→ **WHAT IS EXPECTED**
In the material below, find every line with "JSON" and pull it out.

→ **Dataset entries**
------------------------------

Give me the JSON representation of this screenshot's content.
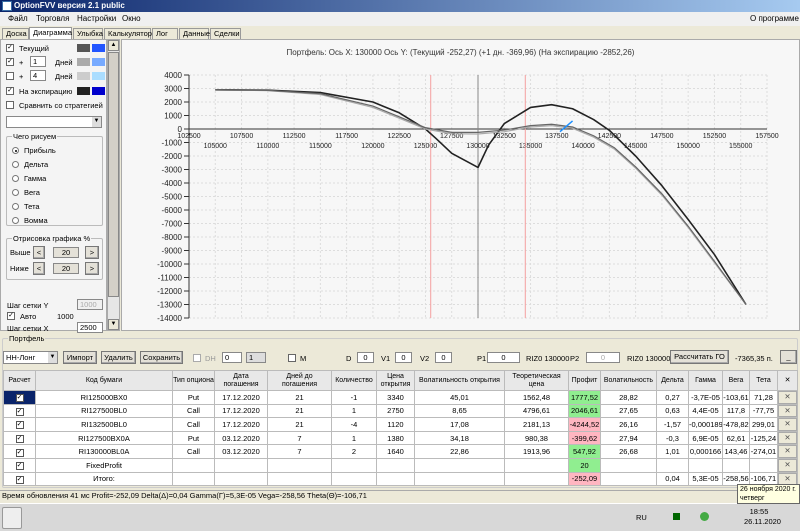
{
  "window": {
    "title": "OptionFVV версия 2.1 public"
  },
  "menu": {
    "items": [
      "Файл",
      "Торговля",
      "Настройки",
      "Окно"
    ],
    "about": "О программе"
  },
  "tabs": [
    "Доска",
    "Диаграмма",
    "Улыбка",
    "Калькулятор",
    "Лог",
    "Данные",
    "Сделки"
  ],
  "left": {
    "current_label": "Текущий",
    "plus_label": "+",
    "days1": "1",
    "days2": "4",
    "days_label": "Дней",
    "expiration_label": "На экспирацию",
    "compare_label": "Сравнить со стратегией",
    "swatches": [
      [
        "#555555",
        "#2255ff"
      ],
      [
        "#aaaaaa",
        "#77aaff"
      ],
      [
        "#cccccc",
        "#aaddff"
      ],
      [
        "#222222",
        "#0000cc"
      ]
    ],
    "draw_group": "Чего рисуем",
    "draw_options": [
      "Прибыль",
      "Дельта",
      "Гамма",
      "Вега",
      "Тета",
      "Вомма"
    ],
    "range_group": "Отрисовка графика %",
    "above_label": "Выше",
    "below_label": "Ниже",
    "above_value": "20",
    "below_value": "20",
    "prev": "<",
    "next": ">",
    "grid_y_label": "Шаг сетки Y",
    "grid_y_value": "1000",
    "auto_label": "Авто",
    "auto_value": "1000",
    "grid_x_label": "Шаг сетки X",
    "grid_x_value": "2500"
  },
  "chart_data": {
    "type": "line",
    "title": "Портфель: Ось X:  130000 Ось Y:   (Текущий -252,27)  (+1 дн. -369,96)  (На экспирацию -2852,26)",
    "xlim": [
      102500,
      157500
    ],
    "ylim": [
      -14000,
      4000
    ],
    "yticks": [
      4000,
      3000,
      2000,
      1000,
      0,
      -1000,
      -2000,
      -3000,
      -4000,
      -5000,
      -6000,
      -7000,
      -8000,
      -9000,
      -10000,
      -11000,
      -12000,
      -13000,
      -14000
    ],
    "xticks_top": [
      102500,
      107500,
      112500,
      117500,
      122500,
      127500,
      132500,
      137500,
      142500,
      147500,
      152500,
      157500
    ],
    "xticks_bottom": [
      105000,
      110000,
      115000,
      120000,
      125000,
      130000,
      135000,
      140000,
      145000,
      150000,
      155000
    ],
    "current_x": 130000,
    "red_lines": [
      125500,
      134500
    ],
    "series": [
      {
        "name": "На экспирацию",
        "color": "#222222",
        "points": [
          [
            105000,
            2900
          ],
          [
            110000,
            2880
          ],
          [
            115000,
            2700
          ],
          [
            120000,
            2000
          ],
          [
            122500,
            1200
          ],
          [
            125000,
            0
          ],
          [
            126000,
            -700
          ],
          [
            127500,
            -1800
          ],
          [
            130000,
            -2850
          ],
          [
            131000,
            -1200
          ],
          [
            132500,
            400
          ],
          [
            135000,
            1600
          ],
          [
            137000,
            1800
          ],
          [
            139000,
            1500
          ],
          [
            141000,
            700
          ],
          [
            142500,
            -100
          ],
          [
            145000,
            -2000
          ],
          [
            147500,
            -4200
          ],
          [
            150000,
            -6700
          ],
          [
            152500,
            -9300
          ],
          [
            155500,
            -13000
          ]
        ]
      },
      {
        "name": "+1 дн.",
        "color": "#aaaaaa",
        "points": [
          [
            105000,
            2900
          ],
          [
            110000,
            2840
          ],
          [
            115000,
            2550
          ],
          [
            120000,
            1600
          ],
          [
            122500,
            800
          ],
          [
            125000,
            0
          ],
          [
            127500,
            -350
          ],
          [
            130000,
            -370
          ],
          [
            132500,
            -200
          ],
          [
            135000,
            150
          ],
          [
            137000,
            250
          ],
          [
            139000,
            50
          ],
          [
            141000,
            -600
          ],
          [
            143000,
            -1500
          ],
          [
            145000,
            -2900
          ],
          [
            147500,
            -4900
          ],
          [
            150000,
            -7300
          ],
          [
            152500,
            -9900
          ],
          [
            155500,
            -13000
          ]
        ]
      },
      {
        "name": "Текущий",
        "color": "#666666",
        "points": [
          [
            105000,
            2900
          ],
          [
            110000,
            2860
          ],
          [
            115000,
            2620
          ],
          [
            120000,
            1700
          ],
          [
            122500,
            900
          ],
          [
            125000,
            100
          ],
          [
            127500,
            -250
          ],
          [
            130000,
            -252
          ],
          [
            132500,
            -80
          ],
          [
            135000,
            250
          ],
          [
            137000,
            350
          ],
          [
            139000,
            150
          ],
          [
            141000,
            -500
          ],
          [
            143000,
            -1400
          ],
          [
            145000,
            -2800
          ],
          [
            147500,
            -4800
          ],
          [
            150000,
            -7200
          ],
          [
            152500,
            -9800
          ],
          [
            155500,
            -13000
          ]
        ]
      },
      {
        "name": "marker",
        "color": "#1e90ff",
        "points": [
          [
            137800,
            -200
          ],
          [
            139000,
            600
          ]
        ]
      }
    ]
  },
  "portfolio": {
    "group": "Портфель",
    "strategy": "НН-Лонг",
    "import": "Импорт",
    "delete": "Удалить",
    "save": "Сохранить",
    "dh": "DH",
    "spin1": "0",
    "spin2": "1",
    "m": "M",
    "d_label": "D",
    "d": "0",
    "v1_label": "V1",
    "v1": "0",
    "v2_label": "V2",
    "v2": "0",
    "p1_label": "P1",
    "p1": "0",
    "riz1": "RIZ0 130000",
    "p2_label": "P2",
    "p2": "0",
    "riz2": "RIZ0 130000",
    "calc_go": "Рассчитать ГО",
    "go_value": "-7365,35 п.",
    "minimize": "_",
    "columns": [
      "Расчет",
      "Код бумаги",
      "Тип опциона",
      "Дата погашения",
      "Дней до погашения",
      "Количество",
      "Цена открытия",
      "Волатильность открытия",
      "Теоретическая цена",
      "Профит",
      "Волатильность",
      "Дельта",
      "Гамма",
      "Вега",
      "Тета",
      "✕"
    ],
    "rows": [
      [
        "RI125000BX0",
        "Put",
        "17.12.2020",
        "21",
        "-1",
        "3340",
        "45,01",
        "1562,48",
        "1777,52",
        "28,82",
        "0,27",
        "-3,7E-05",
        "-103,61",
        "71,28"
      ],
      [
        "RI127500BL0",
        "Call",
        "17.12.2020",
        "21",
        "1",
        "2750",
        "8,65",
        "4796,61",
        "2046,61",
        "27,65",
        "0,63",
        "4,4E-05",
        "117,8",
        "-77,75"
      ],
      [
        "RI132500BL0",
        "Call",
        "17.12.2020",
        "21",
        "-4",
        "1120",
        "17,08",
        "2181,13",
        "-4244,52",
        "26,16",
        "-1,57",
        "-0,000189",
        "-478,82",
        "299,01"
      ],
      [
        "RI127500BX0A",
        "Put",
        "03.12.2020",
        "7",
        "1",
        "1380",
        "34,18",
        "980,38",
        "-399,62",
        "27,94",
        "-0,3",
        "6,9E-05",
        "62,61",
        "-125,24"
      ],
      [
        "RI130000BL0A",
        "Call",
        "03.12.2020",
        "7",
        "2",
        "1640",
        "22,86",
        "1913,96",
        "547,92",
        "26,68",
        "1,01",
        "0,000166",
        "143,46",
        "-274,01"
      ],
      [
        "FixedProfit",
        "",
        "",
        "",
        "",
        "",
        "",
        "",
        "20",
        "",
        "",
        "",
        "",
        ""
      ],
      [
        "Итого:",
        "",
        "",
        "",
        "",
        "",
        "",
        "",
        "-252,09",
        "",
        "0,04",
        "5,3E-05",
        "-258,56",
        "-106,71"
      ]
    ]
  },
  "status": "Время обновления 41 мс  Profit=-252,09 Delta(Δ)=0,04 Gamma(Γ)=5,3E-05 Vega=-258,56 Theta(Θ)=-106,71",
  "tooltip": {
    "line1": "26 ноября 2020 г.",
    "line2": "четверг"
  },
  "taskbar": {
    "lang": "RU",
    "time": "18:55",
    "date": "26.11.2020"
  }
}
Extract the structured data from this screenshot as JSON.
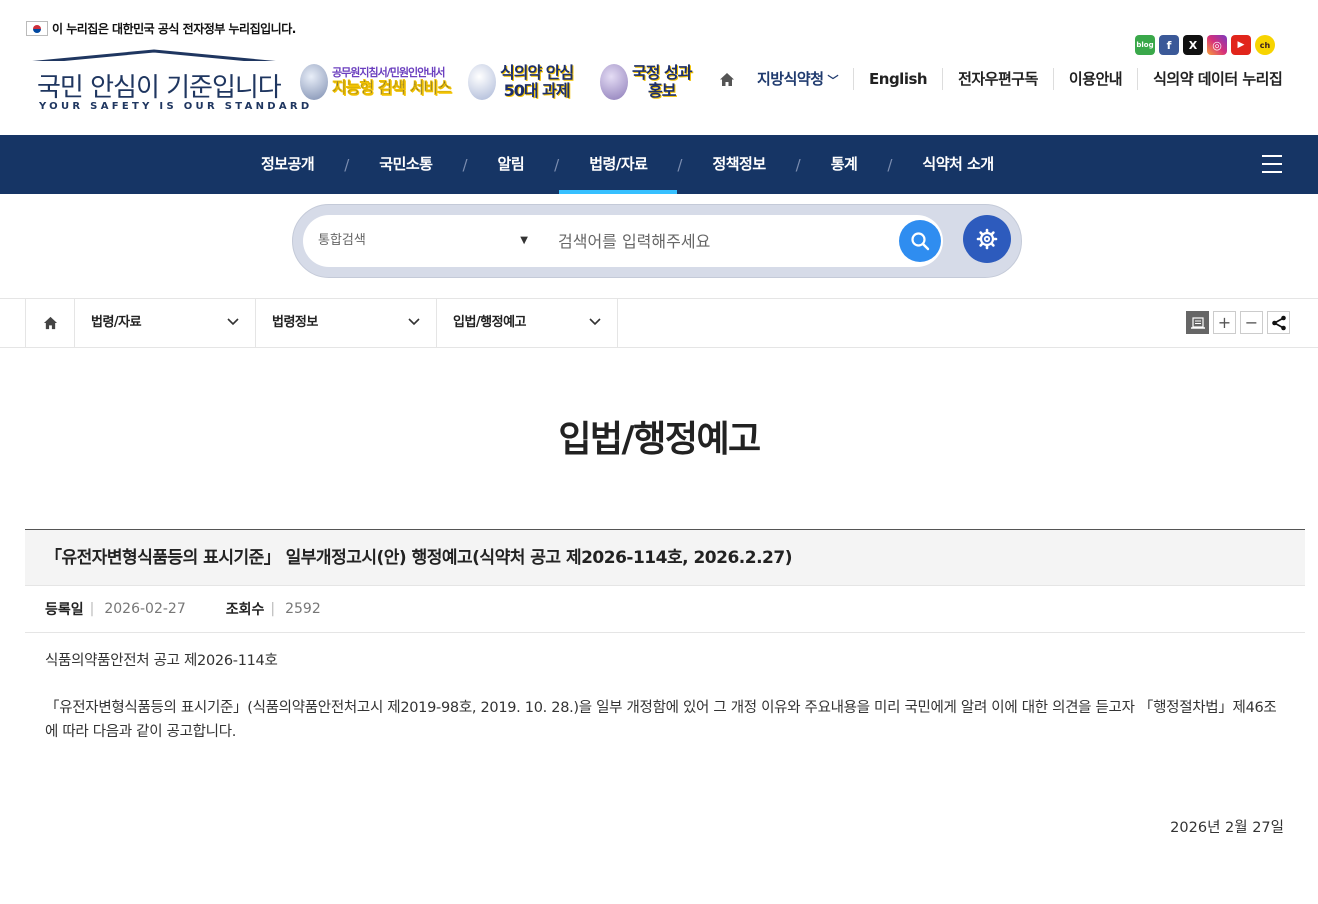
{
  "gov_banner": {
    "text": "이 누리집은 대한민국 공식 전자정부 누리집입니다."
  },
  "logo": {
    "title": "국민 안심이 기준입니다",
    "subtitle": "YOUR SAFETY IS OUR STANDARD"
  },
  "promos": [
    {
      "line1": "공무원지침서/민원인안내서",
      "line2": "지능형 검색 서비스"
    },
    {
      "line1": "식의약 안심",
      "line2": "50대 과제"
    },
    {
      "line1": "국정 성과",
      "line2": "홍보"
    }
  ],
  "social": [
    {
      "icon": "blog-icon",
      "label": "blog",
      "color": "#3aa84a"
    },
    {
      "icon": "facebook-icon",
      "label": "f",
      "color": "#3b5998"
    },
    {
      "icon": "x-icon",
      "label": "X",
      "color": "#111111"
    },
    {
      "icon": "instagram-icon",
      "label": "◎",
      "color": "#d6307a"
    },
    {
      "icon": "youtube-icon",
      "label": "▶",
      "color": "#e1251b"
    },
    {
      "icon": "kakao-icon",
      "label": "ch",
      "color": "#f7d400"
    }
  ],
  "util_nav": {
    "items": [
      "지방식약청",
      "English",
      "전자우편구독",
      "이용안내",
      "식의약 데이터 누리집"
    ]
  },
  "gnb": {
    "items": [
      "정보공개",
      "국민소통",
      "알림",
      "법령/자료",
      "정책정보",
      "통계",
      "식약처 소개"
    ],
    "active_index": 3,
    "separator": "/"
  },
  "search": {
    "scope": "통합검색",
    "placeholder": "검색어를 입력해주세요"
  },
  "breadcrumb": {
    "items": [
      "법령/자료",
      "법령정보",
      "입법/행정예고"
    ]
  },
  "page_title": "입법/행정예고",
  "article": {
    "title": "「유전자변형식품등의 표시기준」 일부개정고시(안) 행정예고(식약처 공고 제2026-114호, 2026.2.27)",
    "meta": {
      "date_label": "등록일",
      "date_value": "2026-02-27",
      "views_label": "조회수",
      "views_value": "2592"
    },
    "body": [
      "식품의약품안전처 공고 제2026-114호",
      "「유전자변형식품등의 표시기준」(식품의약품안전처고시 제2019-98호, 2019. 10. 28.)을 일부 개정함에 있어 그 개정 이유와 주요내용을 미리 국민에게 알려 이에 대한 의견을 듣고자 「행정절차법」제46조에 따라 다음과 같이 공고합니다."
    ],
    "footer_date": "2026년 2월 27일"
  },
  "colors": {
    "gnb_bg": "#163565",
    "gnb_active": "#36c0ff",
    "search_btn": "#2f8df0",
    "setting_btn": "#2d5bbd",
    "brand": "#1f3660"
  }
}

------------------------------

→ **ANSWER TO THIS TASK**
Give me the JSON representation of this screenshot's content.
Extract the structured data from this screenshot as JSON.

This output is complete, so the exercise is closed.